SHORT PROBLEM: Output each line exactly as it appears, skipping any embedded picture.

EXCERPTED DATA:
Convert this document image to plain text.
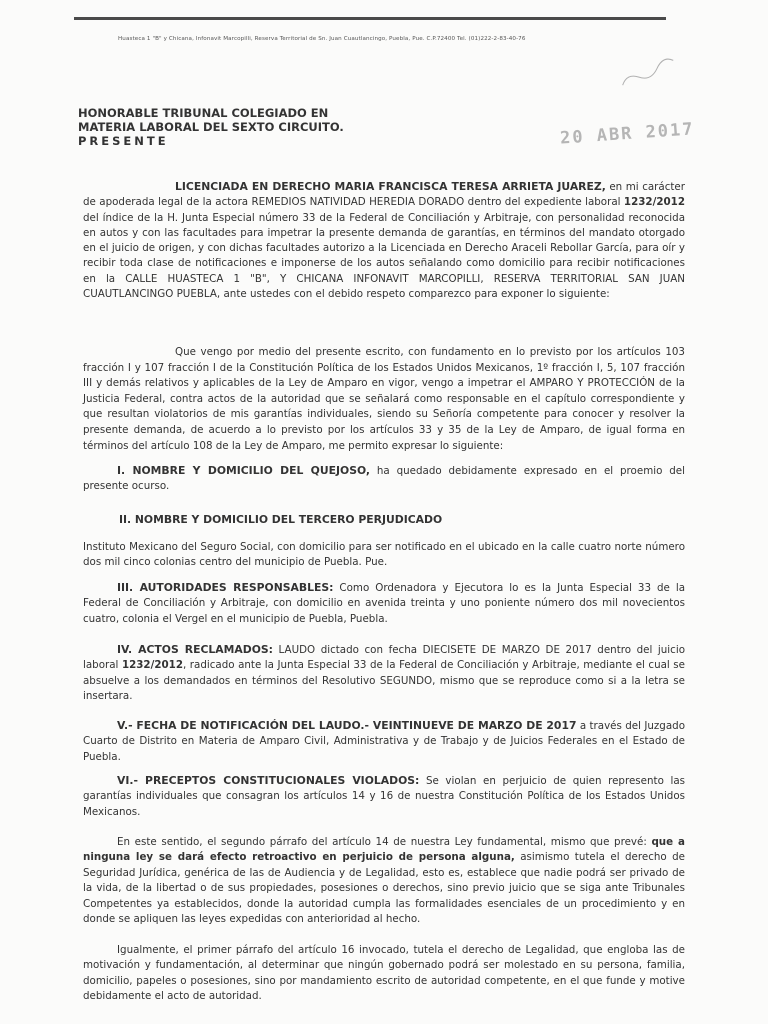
Huasteca 1 "B" y Chicana, Infonavit Marcopilli, Reserva Territorial de Sn. Juan Cuautlancingo, Puebla, Pue. C.P.72400 Tel. (01)222-2-83-40-76
20 ABR 2017
HONORABLE TRIBUNAL COLEGIADO EN
MATERIA LABORAL DEL SEXTO CIRCUITO.
PRESENTE

LICENCIADA EN DERECHO MARIA FRANCISCA TERESA ARRIETA JUAREZ, en mi carácter de apoderada legal de la actora REMEDIOS NATIVIDAD HEREDIA DORADO dentro del expediente laboral 1232/2012 del índice de la H. Junta Especial número 33 de la Federal de Conciliación y Arbitraje, con personalidad reconocida en autos y con las facultades para impetrar la presente demanda de garantías, en términos del mandato otorgado en el juicio de origen, y con dichas facultades autorizo a la Licenciada en Derecho Araceli Rebollar García, para oír y recibir toda clase de notificaciones e imponerse de los autos señalando como domicilio para recibir notificaciones en la CALLE HUASTECA 1 "B", Y CHICANA INFONAVIT MARCOPILLI, RESERVA TERRITORIAL SAN JUAN CUAUTLANCINGO PUEBLA, ante ustedes con el debido respeto comparezco para exponer lo siguiente:

Que vengo por medio del presente escrito, con fundamento en lo previsto por los artículos 103 fracción I y 107 fracción I de la Constitución Política de los Estados Unidos Mexicanos, 1º fracción I, 5, 107 fracción III y demás relativos y aplicables de la Ley de Amparo en vigor, vengo a impetrar el AMPARO Y PROTECCIÓN de la Justicia Federal, contra actos de la autoridad que se señalará como responsable en el capítulo correspondiente y que resultan violatorios de mis garantías individuales, siendo su Señoría competente para conocer y resolver la presente demanda, de acuerdo a lo previsto por los artículos 33 y 35 de la Ley de Amparo, de igual forma en términos del artículo 108 de la Ley de Amparo, me permito expresar lo siguiente:

I. NOMBRE Y DOMICILIO DEL QUEJOSO, ha quedado debidamente expresado en el proemio del presente ocurso.

II. NOMBRE Y DOMICILIO DEL TERCERO PERJUDICADO

Instituto Mexicano del Seguro Social, con domicilio para ser notificado en el ubicado en la calle cuatro norte número dos mil cinco colonias centro del municipio de Puebla. Pue.

III. AUTORIDADES RESPONSABLES: Como Ordenadora y Ejecutora lo es la Junta Especial 33 de la Federal de Conciliación y Arbitraje, con domicilio en avenida treinta y uno poniente número dos mil novecientos cuatro, colonia el Vergel en el municipio de Puebla, Puebla.

IV. ACTOS RECLAMADOS: LAUDO dictado con fecha DIECISETE DE MARZO DE 2017 dentro del juicio laboral 1232/2012, radicado ante la Junta Especial 33 de la Federal de Conciliación y Arbitraje, mediante el cual se absuelve a los demandados en términos del Resolutivo SEGUNDO, mismo que se reproduce como si a la letra se insertara.

V.- FECHA DE NOTIFICACIÓN DEL LAUDO.- VEINTINUEVE DE MARZO DE 2017 a través del Juzgado Cuarto de Distrito en Materia de Amparo Civil, Administrativa y de Trabajo y de Juicios Federales en el Estado de Puebla.

VI.- PRECEPTOS CONSTITUCIONALES VIOLADOS: Se violan en perjuicio de quien represento las garantías individuales que consagran los artículos 14 y 16 de nuestra Constitución Política de los Estados Unidos Mexicanos.

En este sentido, el segundo párrafo del artículo 14 de nuestra Ley fundamental, mismo que prevé: que a ninguna ley se dará efecto retroactivo en perjuicio de persona alguna, asimismo tutela el derecho de Seguridad Jurídica, genérica de las de Audiencia y de Legalidad, esto es, establece que nadie podrá ser privado de la vida, de la libertad o de sus propiedades, posesiones o derechos, sino previo juicio que se siga ante Tribunales Competentes ya establecidos, donde la autoridad cumpla las formalidades esenciales de un procedimiento y en donde se apliquen las leyes expedidas con anterioridad al hecho.

Igualmente, el primer párrafo del artículo 16 invocado, tutela el derecho de Legalidad, que engloba las de motivación y fundamentación, al determinar que ningún gobernado podrá ser molestado en su persona, familia, domicilio, papeles o posesiones, sino por mandamiento escrito de autoridad competente, en el que funde y motive debidamente el acto de autoridad.
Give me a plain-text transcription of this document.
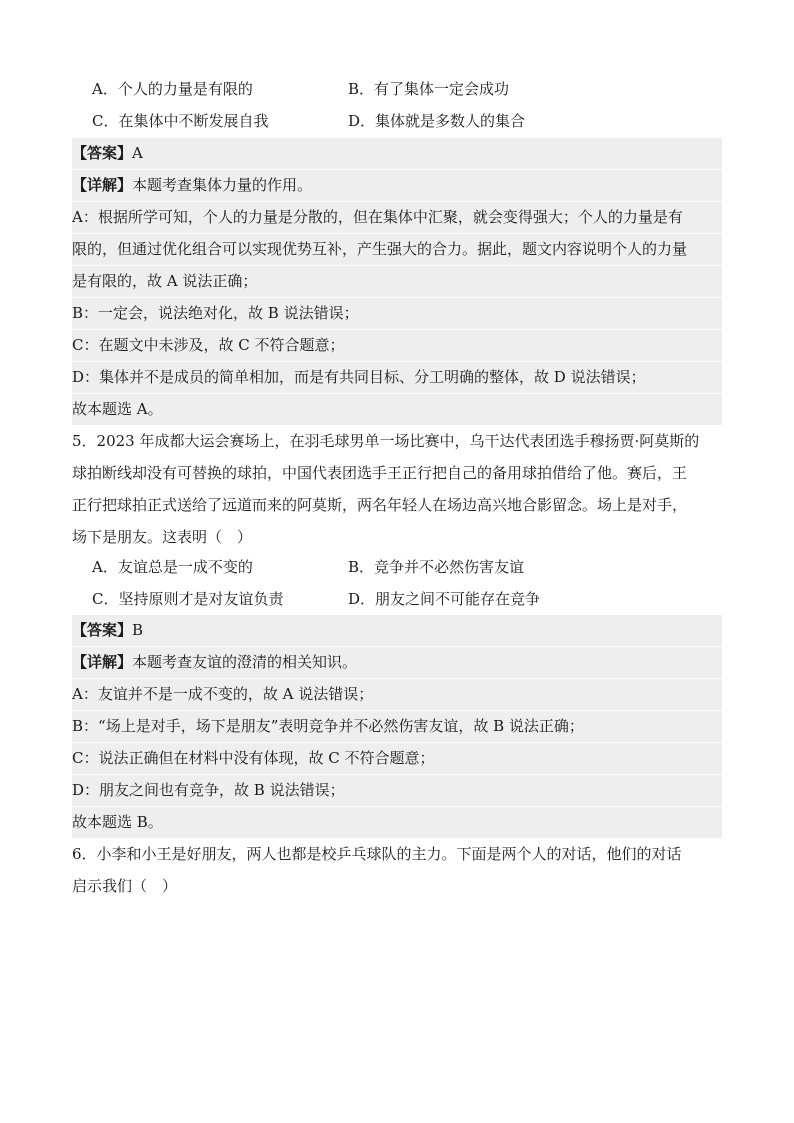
A．个人的力量是有限的	B．有了集体一定会成功
C．在集体中不断发展自我	D．集体就是多数人的集合
【答案】A
【详解】本题考查集体力量的作用。
A：根据所学可知，个人的力量是分散的，但在集体中汇聚，就会变得强大；个人的力量是有
限的，但通过优化组合可以实现优势互补，产生强大的合力。据此，题文内容说明个人的力量
是有限的，故 A 说法正确；
B：一定会，说法绝对化，故 B 说法错误；
C：在题文中未涉及，故 C 不符合题意；
D：集体并不是成员的简单相加，而是有共同目标、分工明确的整体，故 D 说法错误；
故本题选 A。
5．2023 年成都大运会赛场上，在羽毛球男单一场比赛中，乌干达代表团选手穆扬贾·阿莫斯的
球拍断线却没有可替换的球拍，中国代表团选手王正行把自己的备用球拍借给了他。赛后，王
正行把球拍正式送给了远道而来的阿莫斯，两名年轻人在场边高兴地合影留念。场上是对手，
场下是朋友。这表明（　）
A．友谊总是一成不变的	B．竞争并不必然伤害友谊
C．坚持原则才是对友谊负责	D．朋友之间不可能存在竞争
【答案】B
【详解】本题考查友谊的澄清的相关知识。
A：友谊并不是一成不变的，故 A 说法错误；
B：“场上是对手，场下是朋友”表明竞争并不必然伤害友谊，故 B 说法正确；
C：说法正确但在材料中没有体现，故 C 不符合题意；
D：朋友之间也有竞争，故 B 说法错误；
故本题选 B。
6．小李和小王是好朋友，两人也都是校乒乓球队的主力。下面是两个人的对话，他们的对话
启示我们（　）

FINISHED TASK:
Convert this document image to plain text.
Huasteca 1 "B" y Chicana, Infonavit Marcopilli, Reserva Territorial de Sn. Juan Cuautlancingo, Puebla, Pue. C.P.72400 Tel. (01)222-2-83-40-76
20 ABR 2017
HONORABLE TRIBUNAL COLEGIADO EN
MATERIA LABORAL DEL SEXTO CIRCUITO.
PRESENTE

LICENCIADA EN DERECHO MARIA FRANCISCA TERESA ARRIETA JUAREZ, en mi carácter de apoderada legal de la actora REMEDIOS NATIVIDAD HEREDIA DORADO dentro del expediente laboral 1232/2012 del índice de la H. Junta Especial número 33 de la Federal de Conciliación y Arbitraje, con personalidad reconocida en autos y con las facultades para impetrar la presente demanda de garantías, en términos del mandato otorgado en el juicio de origen, y con dichas facultades autorizo a la Licenciada en Derecho Araceli Rebollar García, para oír y recibir toda clase de notificaciones e imponerse de los autos señalando como domicilio para recibir notificaciones en la CALLE HUASTECA 1 "B", Y CHICANA INFONAVIT MARCOPILLI, RESERVA TERRITORIAL SAN JUAN CUAUTLANCINGO PUEBLA, ante ustedes con el debido respeto comparezco para exponer lo siguiente:

Que vengo por medio del presente escrito, con fundamento en lo previsto por los artículos 103 fracción I y 107 fracción I de la Constitución Política de los Estados Unidos Mexicanos, 1º fracción I, 5, 107 fracción III y demás relativos y aplicables de la Ley de Amparo en vigor, vengo a impetrar el AMPARO Y PROTECCIÓN de la Justicia Federal, contra actos de la autoridad que se señalará como responsable en el capítulo correspondiente y que resultan violatorios de mis garantías individuales, siendo su Señoría competente para conocer y resolver la presente demanda, de acuerdo a lo previsto por los artículos 33 y 35 de la Ley de Amparo, de igual forma en términos del artículo 108 de la Ley de Amparo, me permito expresar lo siguiente:

I. NOMBRE Y DOMICILIO DEL QUEJOSO, ha quedado debidamente expresado en el proemio del presente ocurso.

II. NOMBRE Y DOMICILIO DEL TERCERO PERJUDICADO

Instituto Mexicano del Seguro Social, con domicilio para ser notificado en el ubicado en la calle cuatro norte número dos mil cinco colonias centro del municipio de Puebla. Pue.

III. AUTORIDADES RESPONSABLES: Como Ordenadora y Ejecutora lo es la Junta Especial 33 de la Federal de Conciliación y Arbitraje, con domicilio en avenida treinta y uno poniente número dos mil novecientos cuatro, colonia el Vergel en el municipio de Puebla, Puebla.

IV. ACTOS RECLAMADOS: LAUDO dictado con fecha DIECISETE DE MARZO DE 2017 dentro del juicio laboral 1232/2012, radicado ante la Junta Especial 33 de la Federal de Conciliación y Arbitraje, mediante el cual se absuelve a los demandados en términos del Resolutivo SEGUNDO, mismo que se reproduce como si a la letra se insertara.

V.- FECHA DE NOTIFICACIÓN DEL LAUDO.- VEINTINUEVE DE MARZO DE 2017 a través del Juzgado Cuarto de Distrito en Materia de Amparo Civil, Administrativa y de Trabajo y de Juicios Federales en el Estado de Puebla.

VI.- PRECEPTOS CONSTITUCIONALES VIOLADOS: Se violan en perjuicio de quien represento las garantías individuales que consagran los artículos 14 y 16 de nuestra Constitución Política de los Estados Unidos Mexicanos.

En este sentido, el segundo párrafo del artículo 14 de nuestra Ley fundamental, mismo que prevé: que a ninguna ley se dará efecto retroactivo en perjuicio de persona alguna, asimismo tutela el derecho de Seguridad Jurídica, genérica de las de Audiencia y de Legalidad, esto es, establece que nadie podrá ser privado de la vida, de la libertad o de sus propiedades, posesiones o derechos, sino previo juicio que se siga ante Tribunales Competentes ya establecidos, donde la autoridad cumpla las formalidades esenciales de un procedimiento y en donde se apliquen las leyes expedidas con anterioridad al hecho.

Igualmente, el primer párrafo del artículo 16 invocado, tutela el derecho de Legalidad, que engloba las de motivación y fundamentación, al determinar que ningún gobernado podrá ser molestado en su persona, familia, domicilio, papeles o posesiones, sino por mandamiento escrito de autoridad competente, en el que funde y motive debidamente el acto de autoridad.
Give me a plain-text transcription of this document.
A．个人的力量是有限的	B．有了集体一定会成功
C．在集体中不断发展自我	D．集体就是多数人的集合
【答案】A
【详解】本题考查集体力量的作用。
A：根据所学可知，个人的力量是分散的，但在集体中汇聚，就会变得强大；个人的力量是有
限的，但通过优化组合可以实现优势互补，产生强大的合力。据此，题文内容说明个人的力量
是有限的，故 A 说法正确；
B：一定会，说法绝对化，故 B 说法错误；
C：在题文中未涉及，故 C 不符合题意；
D：集体并不是成员的简单相加，而是有共同目标、分工明确的整体，故 D 说法错误；
故本题选 A。
5．2023 年成都大运会赛场上，在羽毛球男单一场比赛中，乌干达代表团选手穆扬贾·阿莫斯的
球拍断线却没有可替换的球拍，中国代表团选手王正行把自己的备用球拍借给了他。赛后，王
正行把球拍正式送给了远道而来的阿莫斯，两名年轻人在场边高兴地合影留念。场上是对手，
场下是朋友。这表明（　）
A．友谊总是一成不变的	B．竞争并不必然伤害友谊
C．坚持原则才是对友谊负责	D．朋友之间不可能存在竞争
【答案】B
【详解】本题考查友谊的澄清的相关知识。
A：友谊并不是一成不变的，故 A 说法错误；
B：“场上是对手，场下是朋友”表明竞争并不必然伤害友谊，故 B 说法正确；
C：说法正确但在材料中没有体现，故 C 不符合题意；
D：朋友之间也有竞争，故 B 说法错误；
故本题选 B。
6．小李和小王是好朋友，两人也都是校乒乓球队的主力。下面是两个人的对话，他们的对话
启示我们（　）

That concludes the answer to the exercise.